*Aim*.
Pull every line containing "this" out of the material below.

[Data records]
• • • •
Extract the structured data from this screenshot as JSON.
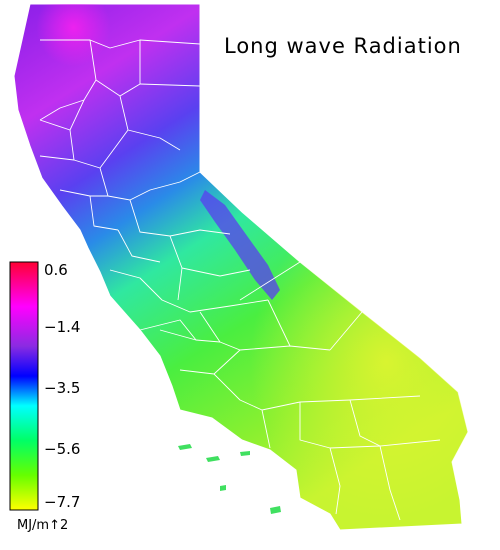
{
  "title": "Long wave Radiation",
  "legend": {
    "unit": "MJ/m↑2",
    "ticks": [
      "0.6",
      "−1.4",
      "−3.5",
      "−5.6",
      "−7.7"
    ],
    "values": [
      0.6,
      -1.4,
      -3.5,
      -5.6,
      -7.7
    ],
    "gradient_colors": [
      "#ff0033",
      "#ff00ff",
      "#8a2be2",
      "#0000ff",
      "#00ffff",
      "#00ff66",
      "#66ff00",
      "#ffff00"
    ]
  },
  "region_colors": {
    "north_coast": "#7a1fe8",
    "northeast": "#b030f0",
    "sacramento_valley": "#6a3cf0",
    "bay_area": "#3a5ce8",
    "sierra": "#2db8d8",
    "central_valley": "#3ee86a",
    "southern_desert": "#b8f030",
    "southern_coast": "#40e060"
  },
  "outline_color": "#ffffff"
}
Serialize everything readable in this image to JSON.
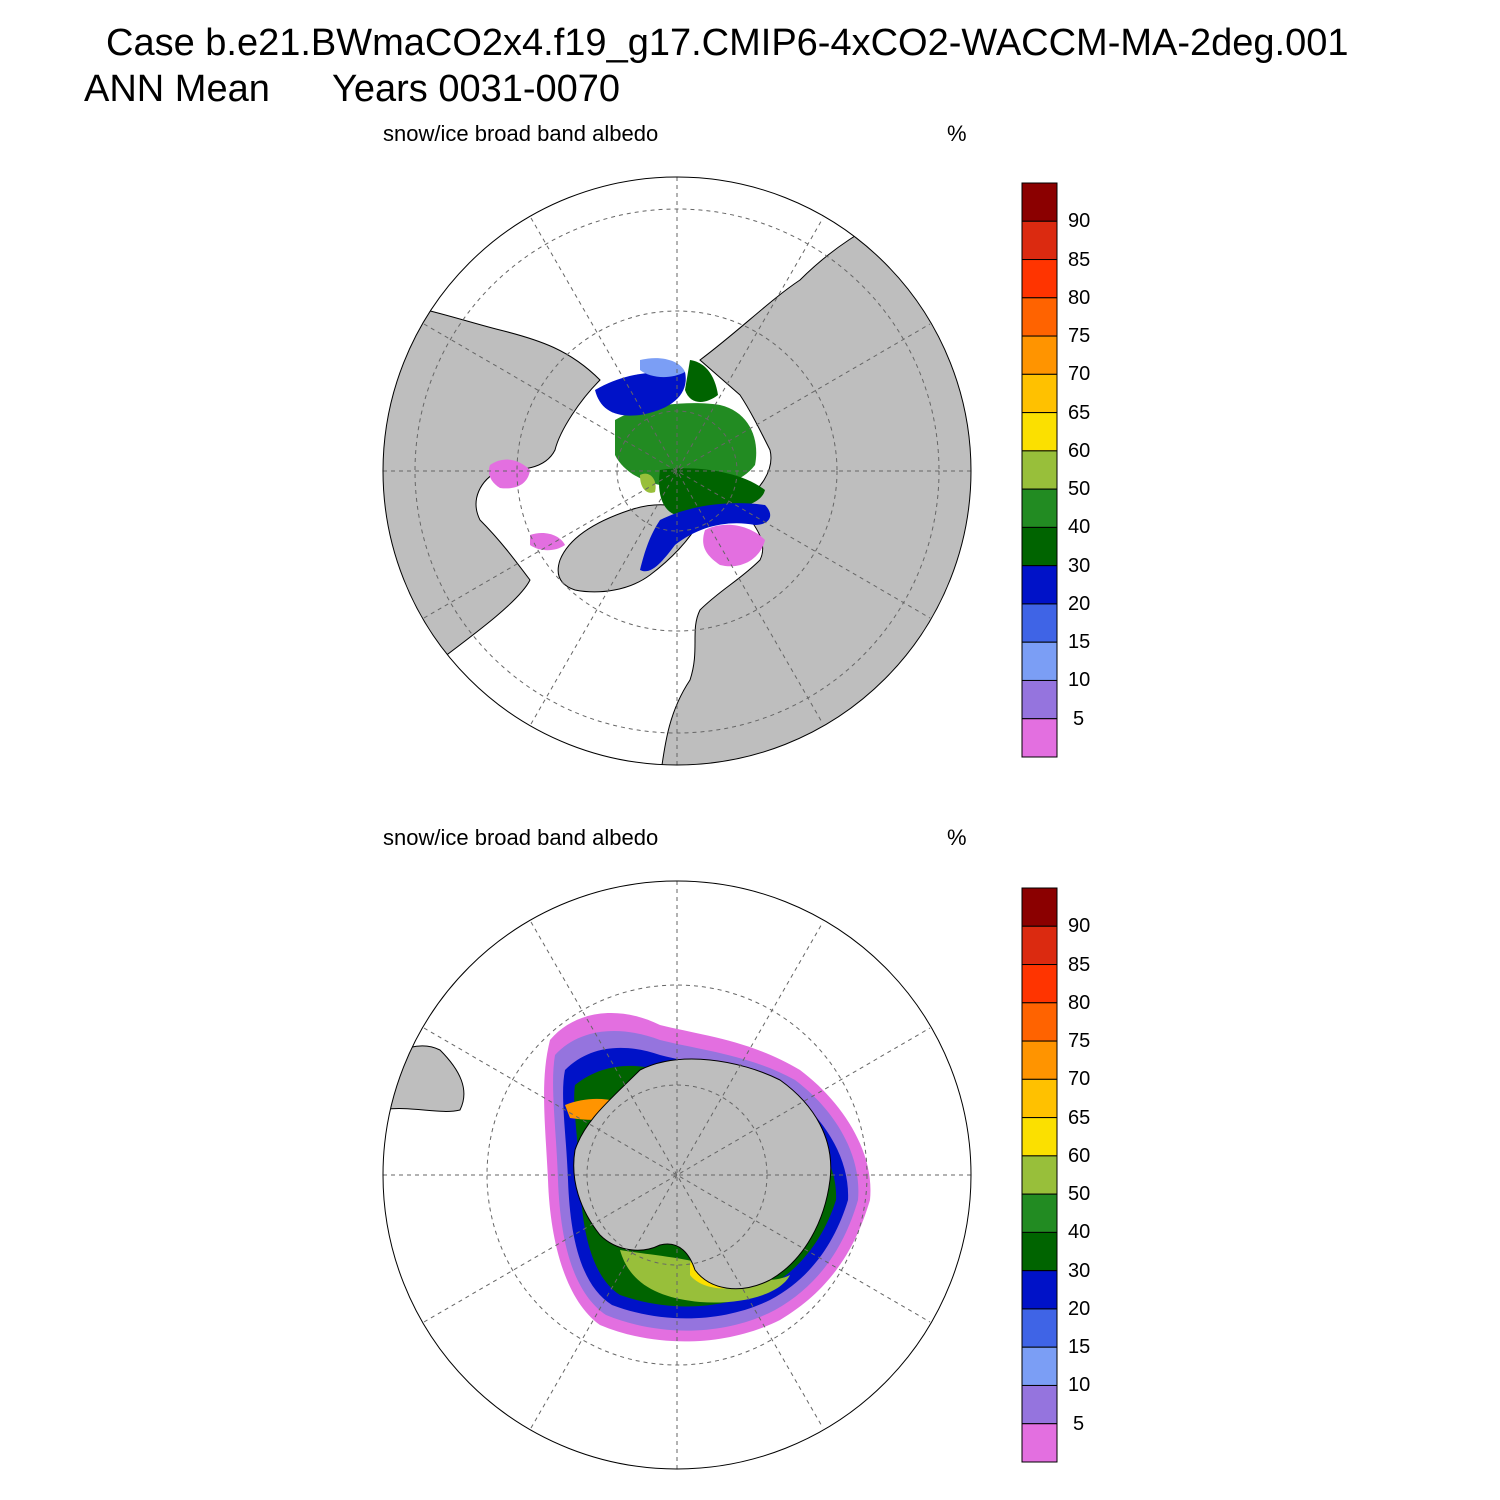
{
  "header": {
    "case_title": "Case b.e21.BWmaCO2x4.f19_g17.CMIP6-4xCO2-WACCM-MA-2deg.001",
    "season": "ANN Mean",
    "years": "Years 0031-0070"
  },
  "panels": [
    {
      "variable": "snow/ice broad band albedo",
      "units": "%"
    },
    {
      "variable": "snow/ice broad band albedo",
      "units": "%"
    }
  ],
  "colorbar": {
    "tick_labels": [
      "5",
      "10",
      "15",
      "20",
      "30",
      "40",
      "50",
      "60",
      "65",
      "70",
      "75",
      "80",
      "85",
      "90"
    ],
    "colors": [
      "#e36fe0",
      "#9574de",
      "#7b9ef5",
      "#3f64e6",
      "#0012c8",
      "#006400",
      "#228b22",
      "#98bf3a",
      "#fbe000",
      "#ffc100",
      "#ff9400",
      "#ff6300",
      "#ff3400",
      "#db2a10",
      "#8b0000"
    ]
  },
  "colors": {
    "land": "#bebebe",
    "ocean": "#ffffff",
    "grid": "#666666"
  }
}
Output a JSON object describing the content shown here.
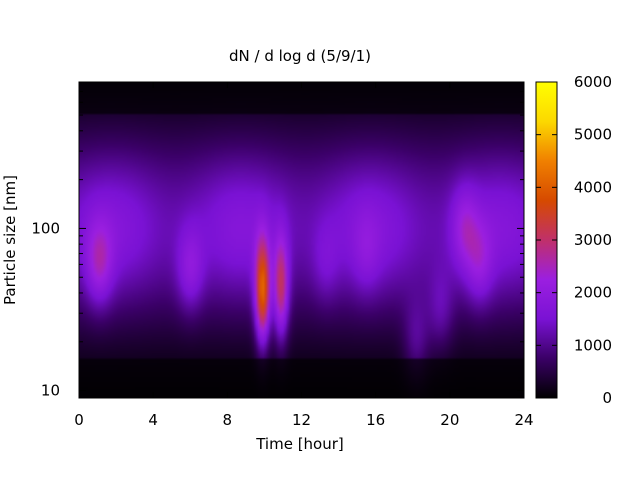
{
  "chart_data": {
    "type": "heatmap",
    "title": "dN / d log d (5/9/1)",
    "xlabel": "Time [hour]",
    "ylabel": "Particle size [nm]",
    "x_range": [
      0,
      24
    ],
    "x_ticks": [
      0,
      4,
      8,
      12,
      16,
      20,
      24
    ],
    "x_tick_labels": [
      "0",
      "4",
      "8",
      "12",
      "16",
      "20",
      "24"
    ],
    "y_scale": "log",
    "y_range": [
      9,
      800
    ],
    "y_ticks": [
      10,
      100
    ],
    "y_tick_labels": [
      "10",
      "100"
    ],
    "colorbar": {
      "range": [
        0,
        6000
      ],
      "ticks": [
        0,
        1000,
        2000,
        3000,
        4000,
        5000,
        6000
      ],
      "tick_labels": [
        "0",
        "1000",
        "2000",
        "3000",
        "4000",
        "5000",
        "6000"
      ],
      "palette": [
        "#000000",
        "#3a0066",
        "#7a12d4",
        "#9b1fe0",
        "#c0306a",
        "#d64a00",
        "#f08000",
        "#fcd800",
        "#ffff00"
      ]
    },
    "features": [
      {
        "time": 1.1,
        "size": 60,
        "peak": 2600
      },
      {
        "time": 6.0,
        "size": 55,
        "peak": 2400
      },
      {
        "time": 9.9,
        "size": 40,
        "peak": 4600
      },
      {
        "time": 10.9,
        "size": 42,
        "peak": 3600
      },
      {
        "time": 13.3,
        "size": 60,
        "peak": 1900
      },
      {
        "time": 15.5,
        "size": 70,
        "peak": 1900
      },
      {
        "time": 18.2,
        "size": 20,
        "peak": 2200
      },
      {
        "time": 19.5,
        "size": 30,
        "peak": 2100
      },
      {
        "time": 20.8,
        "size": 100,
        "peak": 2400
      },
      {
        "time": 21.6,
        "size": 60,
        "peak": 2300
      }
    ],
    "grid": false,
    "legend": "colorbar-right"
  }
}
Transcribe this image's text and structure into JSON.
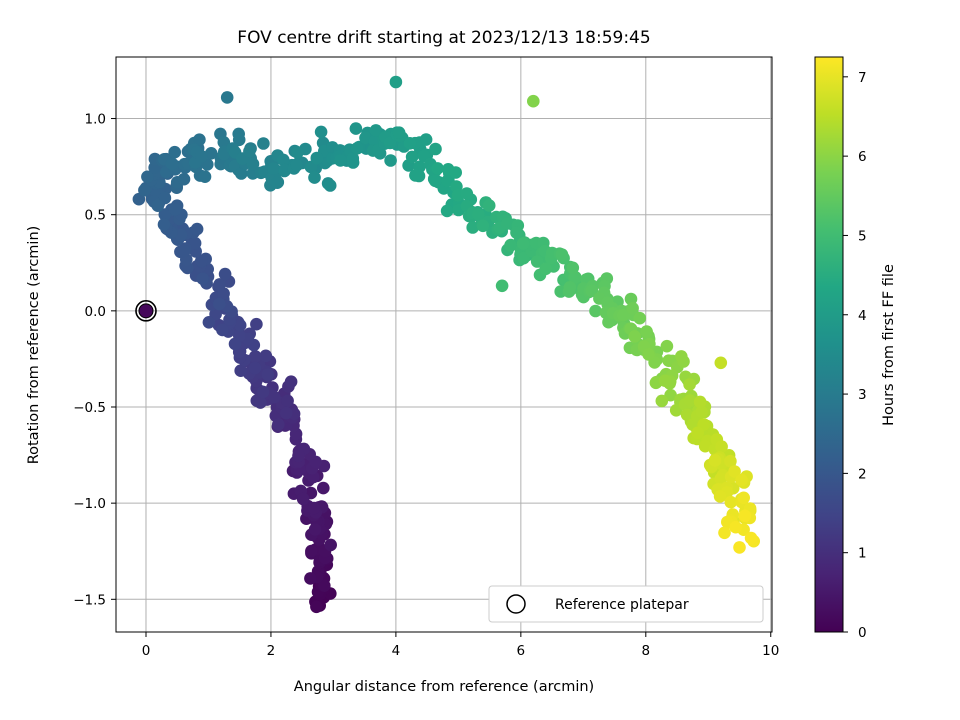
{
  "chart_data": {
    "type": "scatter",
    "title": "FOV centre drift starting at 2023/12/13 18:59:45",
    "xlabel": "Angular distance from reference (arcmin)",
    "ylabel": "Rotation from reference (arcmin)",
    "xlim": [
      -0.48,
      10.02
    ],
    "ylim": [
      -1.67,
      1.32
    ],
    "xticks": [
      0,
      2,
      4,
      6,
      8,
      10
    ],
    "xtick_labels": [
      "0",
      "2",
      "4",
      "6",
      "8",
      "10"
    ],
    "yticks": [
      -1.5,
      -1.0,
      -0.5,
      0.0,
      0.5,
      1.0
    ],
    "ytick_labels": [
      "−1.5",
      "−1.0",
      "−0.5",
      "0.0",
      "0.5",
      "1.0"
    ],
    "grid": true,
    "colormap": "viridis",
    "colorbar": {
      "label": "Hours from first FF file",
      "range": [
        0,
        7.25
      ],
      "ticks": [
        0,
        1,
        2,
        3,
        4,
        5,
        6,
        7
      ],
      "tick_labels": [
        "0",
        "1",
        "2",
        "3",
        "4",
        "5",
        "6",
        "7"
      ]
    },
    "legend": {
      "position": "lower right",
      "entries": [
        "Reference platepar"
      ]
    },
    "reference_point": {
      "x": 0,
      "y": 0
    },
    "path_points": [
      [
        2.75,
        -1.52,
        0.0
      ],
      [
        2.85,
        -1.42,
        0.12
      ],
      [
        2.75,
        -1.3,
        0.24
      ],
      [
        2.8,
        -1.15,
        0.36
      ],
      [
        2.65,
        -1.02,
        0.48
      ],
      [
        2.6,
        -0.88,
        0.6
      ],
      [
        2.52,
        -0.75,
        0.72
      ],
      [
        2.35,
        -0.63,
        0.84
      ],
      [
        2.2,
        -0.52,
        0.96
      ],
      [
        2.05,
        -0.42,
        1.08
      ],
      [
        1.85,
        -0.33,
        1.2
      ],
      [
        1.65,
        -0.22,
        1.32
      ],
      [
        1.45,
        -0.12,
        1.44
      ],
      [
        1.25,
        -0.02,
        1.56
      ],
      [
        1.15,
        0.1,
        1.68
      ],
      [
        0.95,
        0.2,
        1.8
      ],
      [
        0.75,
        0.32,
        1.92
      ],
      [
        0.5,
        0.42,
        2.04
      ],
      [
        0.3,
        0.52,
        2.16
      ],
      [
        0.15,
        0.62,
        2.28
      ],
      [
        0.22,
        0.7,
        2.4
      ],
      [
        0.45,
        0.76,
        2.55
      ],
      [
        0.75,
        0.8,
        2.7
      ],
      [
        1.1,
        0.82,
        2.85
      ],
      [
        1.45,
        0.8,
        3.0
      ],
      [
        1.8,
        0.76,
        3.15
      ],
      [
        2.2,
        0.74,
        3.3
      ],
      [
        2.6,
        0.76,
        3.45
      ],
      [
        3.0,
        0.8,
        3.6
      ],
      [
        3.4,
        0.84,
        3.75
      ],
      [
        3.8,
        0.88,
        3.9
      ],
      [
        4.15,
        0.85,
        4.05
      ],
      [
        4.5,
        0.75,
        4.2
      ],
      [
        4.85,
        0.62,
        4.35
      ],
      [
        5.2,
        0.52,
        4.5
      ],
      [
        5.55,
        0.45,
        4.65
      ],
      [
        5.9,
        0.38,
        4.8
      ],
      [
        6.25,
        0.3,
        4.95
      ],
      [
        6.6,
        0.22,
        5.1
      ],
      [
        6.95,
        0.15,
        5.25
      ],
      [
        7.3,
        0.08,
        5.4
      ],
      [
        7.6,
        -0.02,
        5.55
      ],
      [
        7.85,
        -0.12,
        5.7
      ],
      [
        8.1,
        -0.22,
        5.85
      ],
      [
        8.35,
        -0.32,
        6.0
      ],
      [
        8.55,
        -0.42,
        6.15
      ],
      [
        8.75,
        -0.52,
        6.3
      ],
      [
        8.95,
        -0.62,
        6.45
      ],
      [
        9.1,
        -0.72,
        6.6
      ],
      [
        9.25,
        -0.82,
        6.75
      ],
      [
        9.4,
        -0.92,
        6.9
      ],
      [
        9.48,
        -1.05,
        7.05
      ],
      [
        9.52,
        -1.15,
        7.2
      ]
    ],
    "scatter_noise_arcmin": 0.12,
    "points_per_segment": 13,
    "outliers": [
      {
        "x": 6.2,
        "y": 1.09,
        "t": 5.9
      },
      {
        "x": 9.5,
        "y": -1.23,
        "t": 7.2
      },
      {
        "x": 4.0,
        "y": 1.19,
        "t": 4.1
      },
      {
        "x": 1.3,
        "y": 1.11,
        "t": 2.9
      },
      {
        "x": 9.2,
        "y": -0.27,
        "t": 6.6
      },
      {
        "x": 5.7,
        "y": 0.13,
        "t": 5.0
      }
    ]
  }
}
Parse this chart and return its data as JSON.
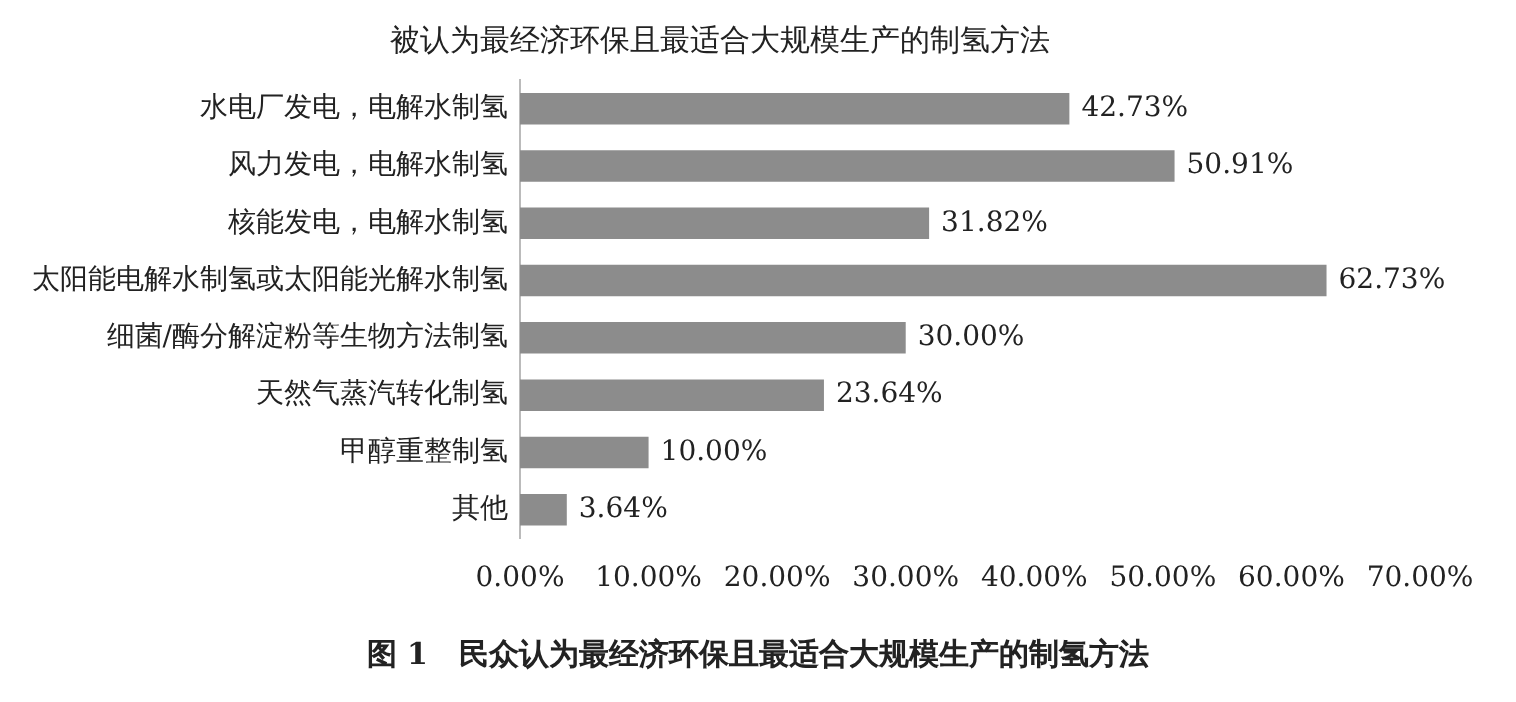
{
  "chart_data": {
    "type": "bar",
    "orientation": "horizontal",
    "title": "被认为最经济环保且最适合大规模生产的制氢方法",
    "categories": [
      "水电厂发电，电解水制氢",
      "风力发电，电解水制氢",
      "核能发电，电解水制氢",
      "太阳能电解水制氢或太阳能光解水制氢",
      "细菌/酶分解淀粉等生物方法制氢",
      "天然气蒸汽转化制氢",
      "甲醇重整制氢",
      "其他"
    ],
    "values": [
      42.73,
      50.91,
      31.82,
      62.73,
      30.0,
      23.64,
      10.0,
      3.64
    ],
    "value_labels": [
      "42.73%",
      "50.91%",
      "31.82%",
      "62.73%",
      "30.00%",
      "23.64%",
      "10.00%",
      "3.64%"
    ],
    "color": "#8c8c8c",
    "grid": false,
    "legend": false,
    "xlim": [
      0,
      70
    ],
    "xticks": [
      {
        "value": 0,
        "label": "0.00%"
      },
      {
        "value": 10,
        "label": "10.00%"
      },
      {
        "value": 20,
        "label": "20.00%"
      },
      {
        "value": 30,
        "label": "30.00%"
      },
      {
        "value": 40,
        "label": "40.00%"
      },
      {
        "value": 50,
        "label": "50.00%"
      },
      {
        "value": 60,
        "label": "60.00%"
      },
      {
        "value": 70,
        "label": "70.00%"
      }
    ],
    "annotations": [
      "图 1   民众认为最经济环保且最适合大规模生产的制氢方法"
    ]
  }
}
• • • •
*Task answer*.
Extract the structured data from this screenshot as JSON.
Serialize everything readable in this image to JSON.
Transcribe this image's text and structure into JSON.
Parse this chart and return its data as JSON.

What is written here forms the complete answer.